# Data for this exercise
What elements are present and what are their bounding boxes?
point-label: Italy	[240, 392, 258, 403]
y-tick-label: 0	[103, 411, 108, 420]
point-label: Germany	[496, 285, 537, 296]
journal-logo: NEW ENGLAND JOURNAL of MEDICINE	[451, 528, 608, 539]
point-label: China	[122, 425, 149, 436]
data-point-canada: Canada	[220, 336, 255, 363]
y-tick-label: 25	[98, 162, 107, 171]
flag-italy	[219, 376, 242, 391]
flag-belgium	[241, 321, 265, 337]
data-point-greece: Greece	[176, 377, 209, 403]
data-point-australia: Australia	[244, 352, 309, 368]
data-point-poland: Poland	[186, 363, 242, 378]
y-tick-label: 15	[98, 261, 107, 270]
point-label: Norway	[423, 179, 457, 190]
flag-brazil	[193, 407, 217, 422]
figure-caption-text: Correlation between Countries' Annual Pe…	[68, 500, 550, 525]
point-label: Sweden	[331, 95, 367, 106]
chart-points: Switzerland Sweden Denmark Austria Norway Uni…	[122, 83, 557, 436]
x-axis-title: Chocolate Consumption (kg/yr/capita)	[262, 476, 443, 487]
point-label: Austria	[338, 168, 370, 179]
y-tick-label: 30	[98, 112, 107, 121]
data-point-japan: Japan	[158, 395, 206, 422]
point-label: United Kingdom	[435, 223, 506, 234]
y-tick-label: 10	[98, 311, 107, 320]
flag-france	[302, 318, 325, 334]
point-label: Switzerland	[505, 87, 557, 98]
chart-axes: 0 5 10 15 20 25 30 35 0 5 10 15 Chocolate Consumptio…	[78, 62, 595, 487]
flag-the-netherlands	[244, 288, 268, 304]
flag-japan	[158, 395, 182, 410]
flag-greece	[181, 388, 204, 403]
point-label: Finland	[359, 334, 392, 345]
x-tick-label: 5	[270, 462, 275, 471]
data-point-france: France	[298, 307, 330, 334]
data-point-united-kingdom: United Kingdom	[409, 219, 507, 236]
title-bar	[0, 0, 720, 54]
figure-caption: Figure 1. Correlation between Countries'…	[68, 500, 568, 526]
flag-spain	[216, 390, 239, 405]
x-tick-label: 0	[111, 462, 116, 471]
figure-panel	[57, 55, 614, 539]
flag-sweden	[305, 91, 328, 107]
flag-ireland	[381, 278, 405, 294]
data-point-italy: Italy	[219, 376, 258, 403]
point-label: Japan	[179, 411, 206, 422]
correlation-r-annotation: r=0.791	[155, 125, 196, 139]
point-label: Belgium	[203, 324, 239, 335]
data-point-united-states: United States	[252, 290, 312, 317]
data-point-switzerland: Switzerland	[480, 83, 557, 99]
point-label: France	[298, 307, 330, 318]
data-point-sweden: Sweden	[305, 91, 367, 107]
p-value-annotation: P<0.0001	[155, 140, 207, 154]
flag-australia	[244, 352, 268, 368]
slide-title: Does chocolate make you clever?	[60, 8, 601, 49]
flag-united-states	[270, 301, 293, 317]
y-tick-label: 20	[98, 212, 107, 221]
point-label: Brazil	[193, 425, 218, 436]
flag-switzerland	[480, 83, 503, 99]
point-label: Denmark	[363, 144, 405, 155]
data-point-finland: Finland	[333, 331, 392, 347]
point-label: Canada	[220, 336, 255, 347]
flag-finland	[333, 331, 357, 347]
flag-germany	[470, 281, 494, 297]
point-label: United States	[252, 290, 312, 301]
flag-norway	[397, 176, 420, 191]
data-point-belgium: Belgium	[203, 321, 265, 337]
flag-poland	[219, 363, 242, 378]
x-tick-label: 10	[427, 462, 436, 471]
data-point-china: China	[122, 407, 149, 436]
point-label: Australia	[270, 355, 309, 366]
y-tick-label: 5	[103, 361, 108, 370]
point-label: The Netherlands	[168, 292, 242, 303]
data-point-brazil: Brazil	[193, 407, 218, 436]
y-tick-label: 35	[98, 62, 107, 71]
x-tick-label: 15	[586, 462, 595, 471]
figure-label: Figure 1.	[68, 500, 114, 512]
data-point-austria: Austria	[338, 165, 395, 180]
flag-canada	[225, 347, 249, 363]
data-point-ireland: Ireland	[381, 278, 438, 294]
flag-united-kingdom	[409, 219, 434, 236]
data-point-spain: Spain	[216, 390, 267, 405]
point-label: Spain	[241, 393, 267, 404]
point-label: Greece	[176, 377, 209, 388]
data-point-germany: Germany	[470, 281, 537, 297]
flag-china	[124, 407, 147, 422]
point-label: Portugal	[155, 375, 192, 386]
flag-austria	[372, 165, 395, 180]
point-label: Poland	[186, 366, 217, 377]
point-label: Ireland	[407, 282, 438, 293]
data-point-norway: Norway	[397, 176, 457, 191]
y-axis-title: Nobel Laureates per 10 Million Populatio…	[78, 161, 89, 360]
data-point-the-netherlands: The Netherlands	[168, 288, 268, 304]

# Goal of the exercise
Extract the lines of the items from the first line through the line containing "336, 255, 363]", both included, and reproduce each one unchanged.

# Solution below
What elements are present and what are their bounding boxes?
point-label: Italy	[240, 392, 258, 403]
y-tick-label: 0	[103, 411, 108, 420]
point-label: Germany	[496, 285, 537, 296]
journal-logo: NEW ENGLAND JOURNAL of MEDICINE	[451, 528, 608, 539]
point-label: China	[122, 425, 149, 436]
data-point-canada: Canada	[220, 336, 255, 363]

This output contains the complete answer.